▶ Task description:
Which lines in the records below contain the word "this"? Copy each of them.

● ● ● ● ●

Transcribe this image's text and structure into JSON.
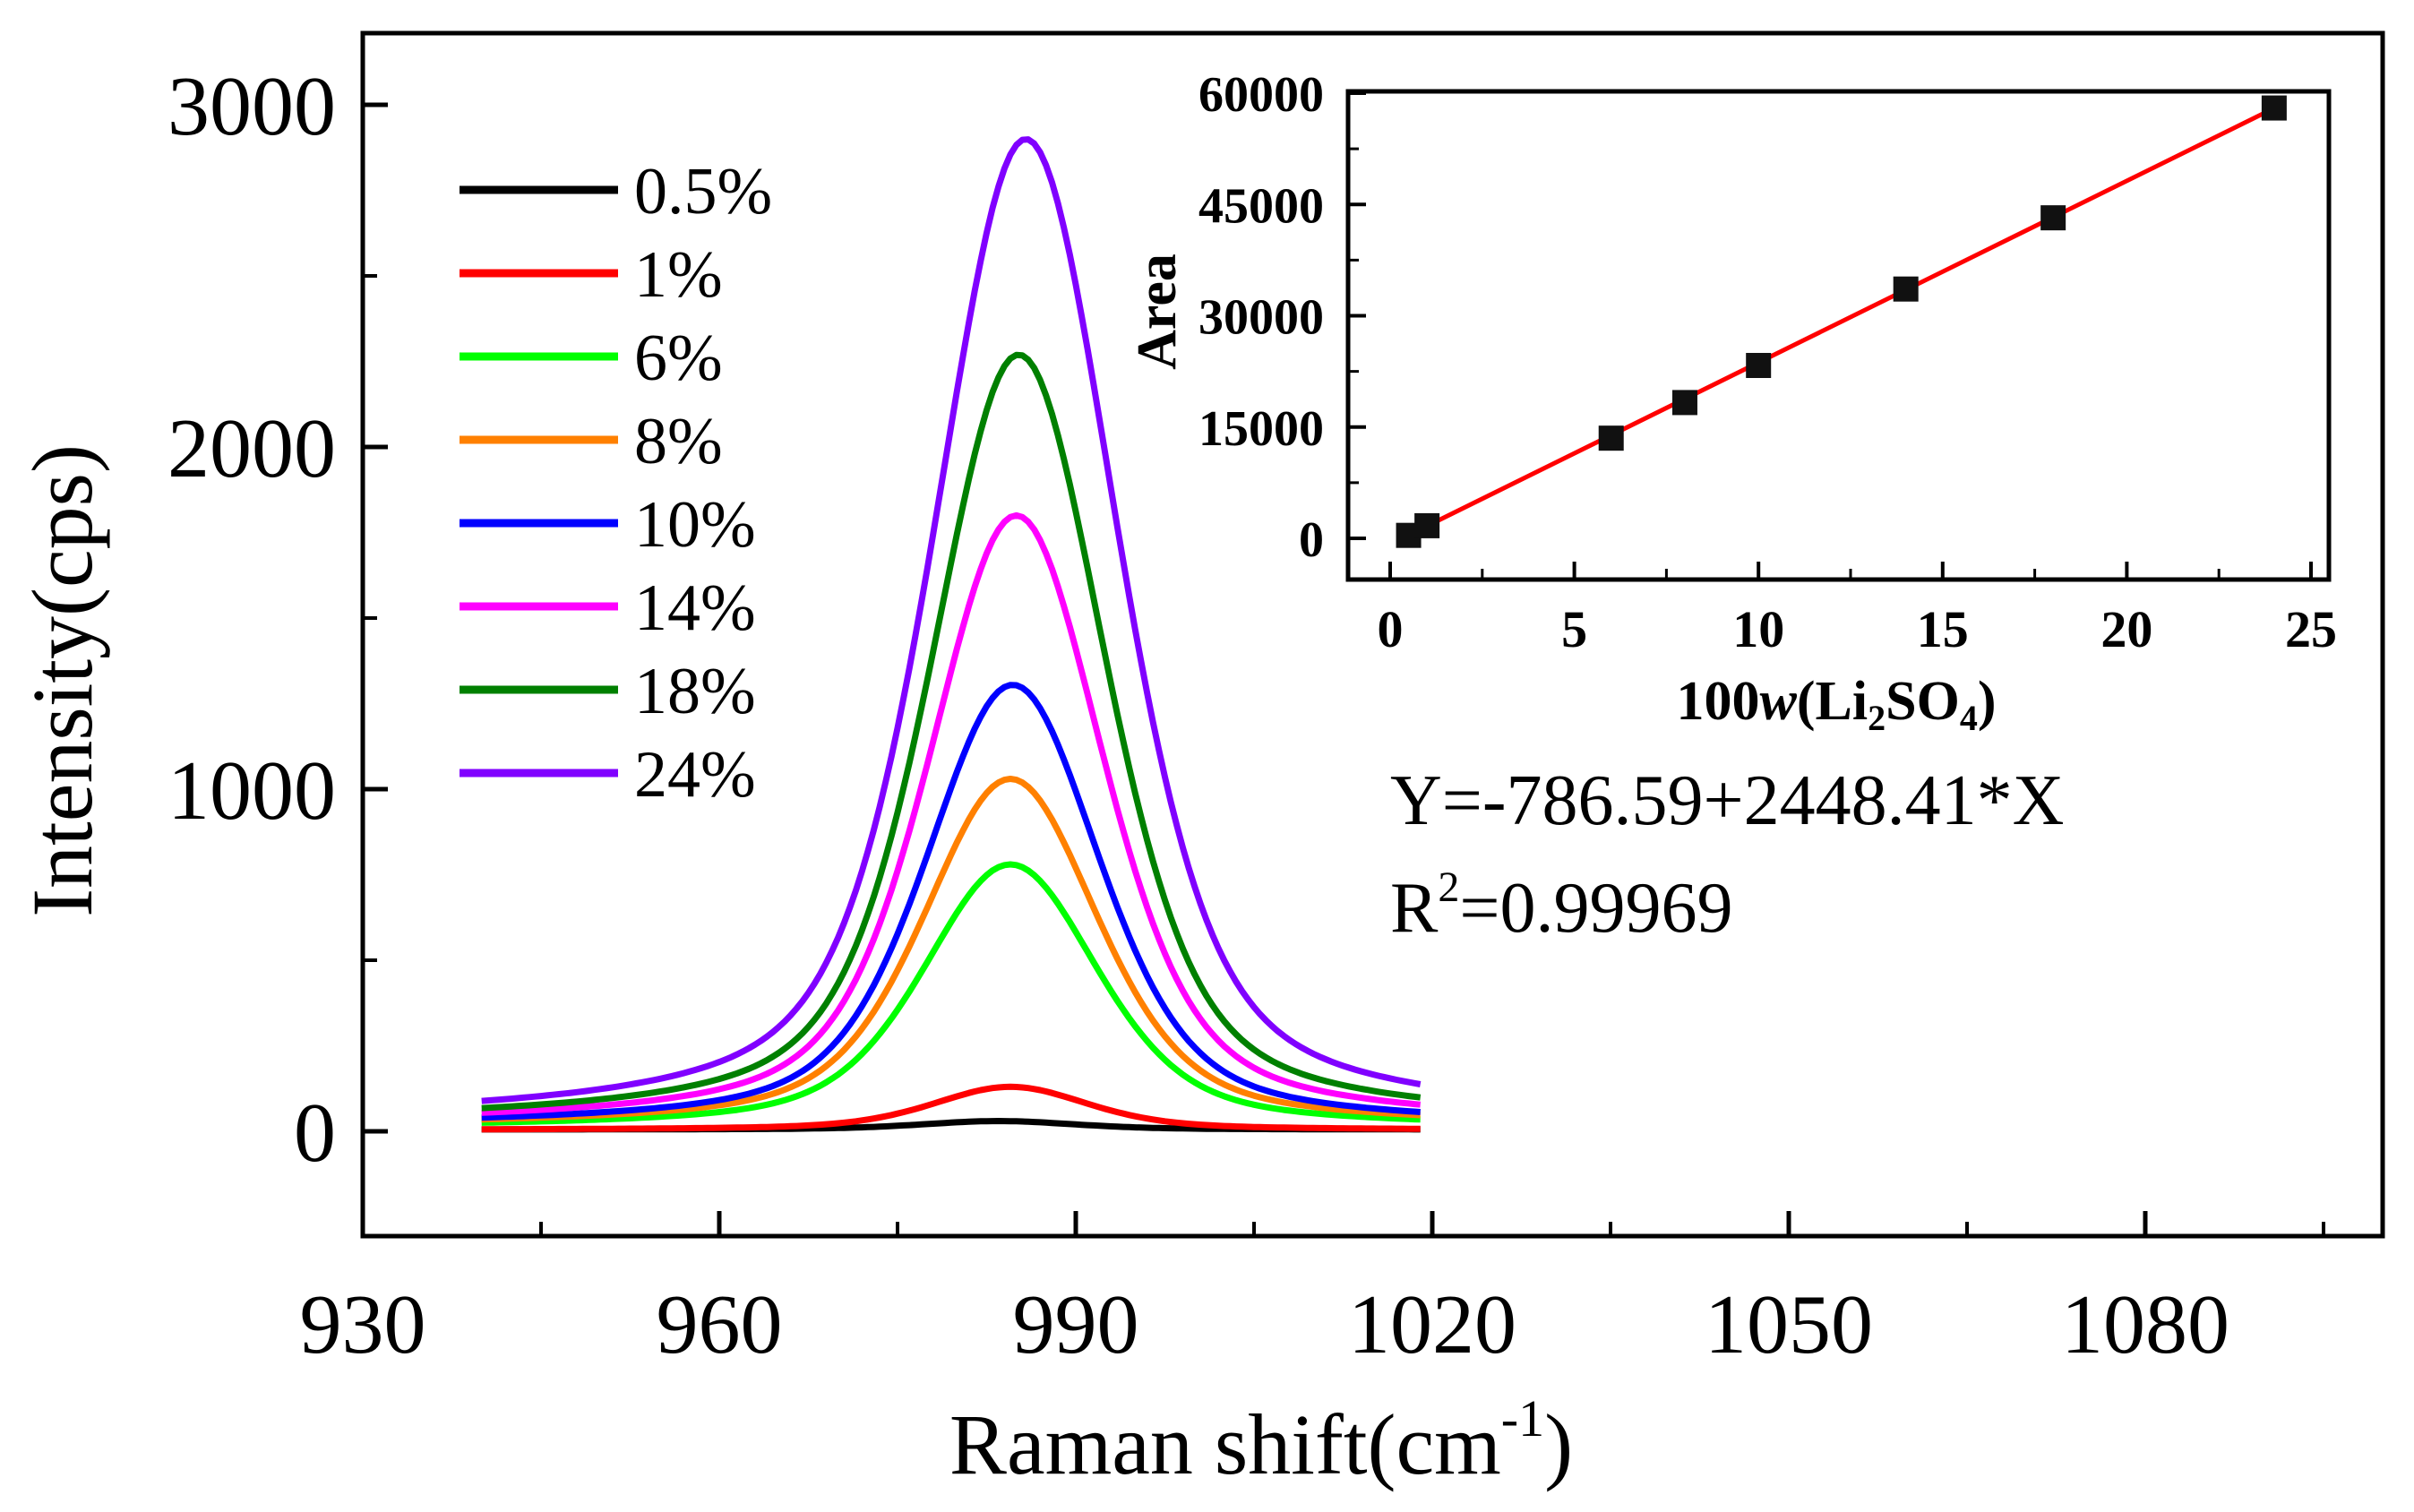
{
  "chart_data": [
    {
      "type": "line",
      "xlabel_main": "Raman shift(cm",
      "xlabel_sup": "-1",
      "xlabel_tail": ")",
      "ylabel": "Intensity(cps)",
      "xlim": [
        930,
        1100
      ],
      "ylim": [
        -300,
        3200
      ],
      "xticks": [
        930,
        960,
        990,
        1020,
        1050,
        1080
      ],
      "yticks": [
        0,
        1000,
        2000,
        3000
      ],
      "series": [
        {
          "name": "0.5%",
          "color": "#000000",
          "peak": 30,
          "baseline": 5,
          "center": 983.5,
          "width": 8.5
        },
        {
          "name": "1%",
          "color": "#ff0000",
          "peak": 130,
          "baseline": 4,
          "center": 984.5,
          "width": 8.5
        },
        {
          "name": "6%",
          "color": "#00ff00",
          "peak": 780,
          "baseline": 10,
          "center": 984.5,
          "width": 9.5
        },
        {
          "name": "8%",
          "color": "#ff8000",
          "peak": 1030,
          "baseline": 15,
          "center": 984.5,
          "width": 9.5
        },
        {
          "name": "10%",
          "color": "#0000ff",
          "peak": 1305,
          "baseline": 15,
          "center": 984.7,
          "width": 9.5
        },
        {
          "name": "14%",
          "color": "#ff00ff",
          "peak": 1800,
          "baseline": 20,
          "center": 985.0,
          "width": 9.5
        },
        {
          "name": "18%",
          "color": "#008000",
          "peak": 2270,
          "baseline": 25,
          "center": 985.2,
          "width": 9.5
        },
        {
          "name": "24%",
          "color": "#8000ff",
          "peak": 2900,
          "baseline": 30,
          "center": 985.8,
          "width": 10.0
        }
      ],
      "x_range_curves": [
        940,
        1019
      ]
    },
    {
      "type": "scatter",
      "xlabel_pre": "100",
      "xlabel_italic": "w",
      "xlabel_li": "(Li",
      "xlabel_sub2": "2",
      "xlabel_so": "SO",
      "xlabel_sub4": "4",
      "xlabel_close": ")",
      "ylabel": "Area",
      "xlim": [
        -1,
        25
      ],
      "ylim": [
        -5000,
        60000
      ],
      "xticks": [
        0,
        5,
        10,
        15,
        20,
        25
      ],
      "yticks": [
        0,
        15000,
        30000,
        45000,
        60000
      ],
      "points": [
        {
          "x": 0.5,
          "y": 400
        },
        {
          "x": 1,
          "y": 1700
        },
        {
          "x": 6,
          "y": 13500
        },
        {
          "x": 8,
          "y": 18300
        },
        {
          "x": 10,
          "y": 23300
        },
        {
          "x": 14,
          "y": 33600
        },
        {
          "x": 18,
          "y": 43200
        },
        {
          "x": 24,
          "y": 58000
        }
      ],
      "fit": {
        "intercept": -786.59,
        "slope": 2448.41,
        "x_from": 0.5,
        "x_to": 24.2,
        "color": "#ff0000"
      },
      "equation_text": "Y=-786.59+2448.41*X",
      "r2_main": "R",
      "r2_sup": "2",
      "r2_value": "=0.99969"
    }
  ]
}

● ● ● ● ●

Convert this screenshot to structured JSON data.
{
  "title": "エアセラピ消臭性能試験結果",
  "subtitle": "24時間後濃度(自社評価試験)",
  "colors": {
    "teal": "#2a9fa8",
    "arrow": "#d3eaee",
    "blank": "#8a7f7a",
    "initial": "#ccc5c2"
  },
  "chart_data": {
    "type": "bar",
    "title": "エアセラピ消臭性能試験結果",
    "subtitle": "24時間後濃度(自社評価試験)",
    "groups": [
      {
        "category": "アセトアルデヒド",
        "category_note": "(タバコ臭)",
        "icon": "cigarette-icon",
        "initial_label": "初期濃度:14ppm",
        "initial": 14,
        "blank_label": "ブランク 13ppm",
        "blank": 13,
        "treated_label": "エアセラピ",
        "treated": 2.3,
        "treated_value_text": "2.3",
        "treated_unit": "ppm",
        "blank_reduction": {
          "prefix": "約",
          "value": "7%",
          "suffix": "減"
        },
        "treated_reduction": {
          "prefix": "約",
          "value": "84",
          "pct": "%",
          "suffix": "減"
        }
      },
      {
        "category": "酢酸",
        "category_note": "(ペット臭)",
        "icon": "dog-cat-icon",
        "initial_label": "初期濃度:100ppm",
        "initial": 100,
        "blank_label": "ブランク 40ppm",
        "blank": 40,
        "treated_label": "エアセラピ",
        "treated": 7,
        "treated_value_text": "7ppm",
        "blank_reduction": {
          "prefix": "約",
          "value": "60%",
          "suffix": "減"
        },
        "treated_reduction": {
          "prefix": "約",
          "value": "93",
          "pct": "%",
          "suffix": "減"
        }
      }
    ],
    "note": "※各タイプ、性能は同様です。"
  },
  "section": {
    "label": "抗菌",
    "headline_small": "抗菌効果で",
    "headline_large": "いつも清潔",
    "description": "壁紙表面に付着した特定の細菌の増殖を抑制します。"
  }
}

● ● ● ● ●

▶ The response:
Transcribe this image's text and structure into JSON.
Convert this screenshot to structured JSON data.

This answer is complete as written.